[PROVIDED PASSAGE]
***
Thursday, December 28, 2017

i sounds familiar

years ago when i was on internship. there was someone who always helped me. doing this and that. and i was thankful coz i couldnt handle crowds and mass as good as that guy.

and his friend was maaaaddd at me. bcoz of her friend chose to help me.

i thought what the hell. we were on the same team. why she mad at me?

and i told her if she had a problem with that, she should tell him herself, not to me. she should tell him herself right in front his face. not to me as if she blamed me.

that, really made me mad. and as usual. i cry when i'm mad.

nothing

when someone you care about texted you "i don't care" well you know that's the right moment to stop care too.

why should that goes one way? even if that person really don't care, she don't need to say that right in front your face. it feels like someone throws a thick book right on your face. bitter. painful.

should she had the problem with anyone else, she better fixed that without dragging me in. i am not an owl! 

yes. i. am. mad.

Sunday, October 29, 2017

Knock Knock...

I probably asked my friends weird question in the middle of the nite. That's the only way I can find out.....if there's anyhing wrong....

And before I know the answers, I keep wondering..feeling..hoping that i didnt hurt anyone.

This is insane. Is this whole thing is just a dream?

Monday, October 23, 2017

The Listeners

I'm not talking about the series (not even close! 😅) to it has similar title..

Being in Mom circle is confusing. I believe they are sweet n nice, but...they're too loud sometimes 😅

They're as confused as I am. I guess.

Why are you so quiet?
I don't like chit chat. I listen.

Why are you always busy?
If I don't create anything, I'm dead.

Why you seems ignorance n careless with people around you?
Ooh??  Tell me about being ignorance 😑

The point is...this is pointless. Just another aah-moment 😛

Cheers from the east 💛

Friday, October 13, 2017

Re-reading: Dunia Aradia

I'm a huge fan of teenlit. I have a "bad"  habit, I always read book while I eat. Some Indonesians prefer not to eat without sambal, or without crackers. Me, goin crazy looking for book to read before i took a meal.

Yeah call me crazy 😛

I usually choose teenlit, but John Grisham's and Dan Brown's are also nice to read.

Today, I've just finished reading (for a dozen times)  Dunia Aradia by Primadonna Angela. It' s a story about queen of all witches.

Something attracked me at Questions and Answers chapter at the back. The author answered the question on where she got the idea of that story. And this is what she said, something like this:

"That's when I sat by the window, my mind was wandering around. And suddenly came a little fairy asking for my help. She spread some glittering Fairy Dusts that brought back my memory from the life before, which was erased when I left fairy land."

So the dusts ring a bell....

Of course that could be just a metaphores..but feels relate somehow.

Good morning ☺

Friday, September 15, 2017

Imaginations...

once upon a time.... #eh 

well.
***
[MATERIAL SUPPLIED]
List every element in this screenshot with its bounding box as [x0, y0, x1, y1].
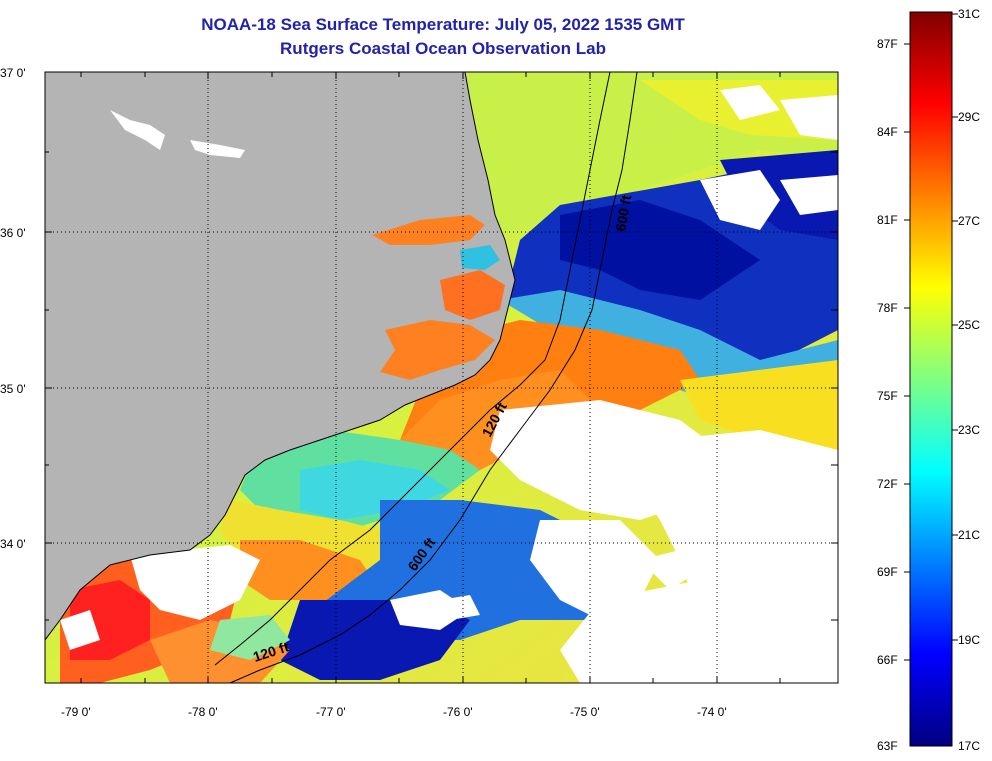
bathymetry-contours	[214, 71, 638, 684]
colorbar-gradient	[909, 11, 953, 747]
lat-label: 34 0'	[0, 537, 26, 551]
colorbar-c-label: 25C	[958, 318, 980, 332]
colorbar-f-label: 87F	[877, 37, 898, 51]
colorbar-c-label: 23C	[958, 423, 980, 437]
map-frame	[44, 71, 839, 684]
map-subtitle: Rutgers Coastal Ocean Observation Lab	[280, 39, 606, 58]
colorbar-c-label: 31C	[958, 7, 980, 21]
contour-label-600ft-north: 600 ft	[612, 193, 634, 232]
lat-label: 36 0'	[0, 226, 26, 240]
colorbar-c-label: 19C	[958, 633, 980, 647]
colorbar-f-label: 66F	[877, 653, 898, 667]
lon-label: -78 0'	[188, 705, 218, 719]
lon-label: -74 0'	[697, 705, 727, 719]
latitude-labels: 37 0' 36 0' 35 0' 34 0'	[0, 66, 26, 551]
lat-label: 37 0'	[0, 66, 26, 80]
colorbar-c-label: 17C	[958, 739, 980, 753]
longitude-labels: -79 0' -78 0' -77 0' -76 0' -75 0' -74 0…	[61, 705, 727, 719]
colorbar-c-label: 27C	[958, 214, 980, 228]
colorbar-f-label: 69F	[877, 565, 898, 579]
graticule	[45, 72, 838, 683]
colorbar-c-label: 21C	[958, 528, 980, 542]
colorbar-f-label: 63F	[877, 739, 898, 753]
axis-ticks	[45, 71, 838, 683]
lon-label: -79 0'	[61, 705, 91, 719]
estuaries	[110, 110, 505, 380]
colorbar-f-label: 84F	[877, 125, 898, 139]
colorbar-f-label: 78F	[877, 301, 898, 315]
map-plot-area	[45, 72, 838, 683]
map-title: NOAA-18 Sea Surface Temperature: July 05…	[201, 15, 685, 34]
lon-label: -77 0'	[316, 705, 346, 719]
lon-label: -75 0'	[570, 705, 600, 719]
colorbar-f-label: 81F	[877, 213, 898, 227]
colorbar-f-label: 75F	[877, 389, 898, 403]
lat-label: 35 0'	[0, 382, 26, 396]
temperature-colorbar: 31C 29C 27C 25C 23C 21C 19C 17C 87F 84F …	[877, 7, 980, 753]
lon-label: -76 0'	[443, 705, 473, 719]
colorbar-f-label: 72F	[877, 477, 898, 491]
cloud-mask	[60, 85, 838, 683]
land-mass	[45, 72, 516, 641]
colorbar-c-label: 29C	[958, 110, 980, 124]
***
[TASK REQUIREMENTS]
A. From the records, copy out the lines between the one holding "71, 638, 684]" and the one holding "7, 980, 21]", inclusive.
B. Carry on the personal blog entries from the point where they stop.
The text and the records were taken from separate, unrelated sources.

[ANSWERS FOR THE EXERCISE]
A.
bathymetry-contours	[214, 71, 638, 684]
colorbar-gradient	[909, 11, 953, 747]
lat-label: 34 0'	[0, 537, 26, 551]
colorbar-c-label: 25C	[958, 318, 980, 332]
colorbar-f-label: 87F	[877, 37, 898, 51]
colorbar-c-label: 23C	[958, 423, 980, 437]
map-frame	[44, 71, 839, 684]
map-subtitle: Rutgers Coastal Ocean Observation Lab	[280, 39, 606, 58]
colorbar-c-label: 31C	[958, 7, 980, 21]

B.
have you ever had an imaginary friend? i didnt 😜 but i wished i had  a twin sister, and we could prank people around us. hahaha.

i'm talking about my tot now. she grabbed my phone n opened my image folders.. and saw a can-bday cake we made couple weeks ago. she sang happy bday cheerfully. 

"whose bday?" idk why, i just asked her aimlessly.
"sister's" she replied.
huh. cool.. so she had an imaginary sister now.
"sister's? what's her name?"
"seiya."

i wonder why she picked  a masculine name. perhaps bcoz she saw some episodes of saint seiya. no. i dont allow her to watch that cartoon 😑😑😑

anyways. a kid's mind could be so refreshing huh..



Saturday, September 9, 2017

the bracelets

while i'm here, i'll continue writing. it's like dumbledore's pensieve.. haha

i have a friendship bracelet from my penpal. i still keep it somewhere, coz i'm problably a hoarder 😅 and. however. that person is my friend and always be my friend. but that's not the point.

lately i found an advert about distance bracelets. still wondering what's its concept, but it reminds me of someone who loves to wear a bracelet on right wrist.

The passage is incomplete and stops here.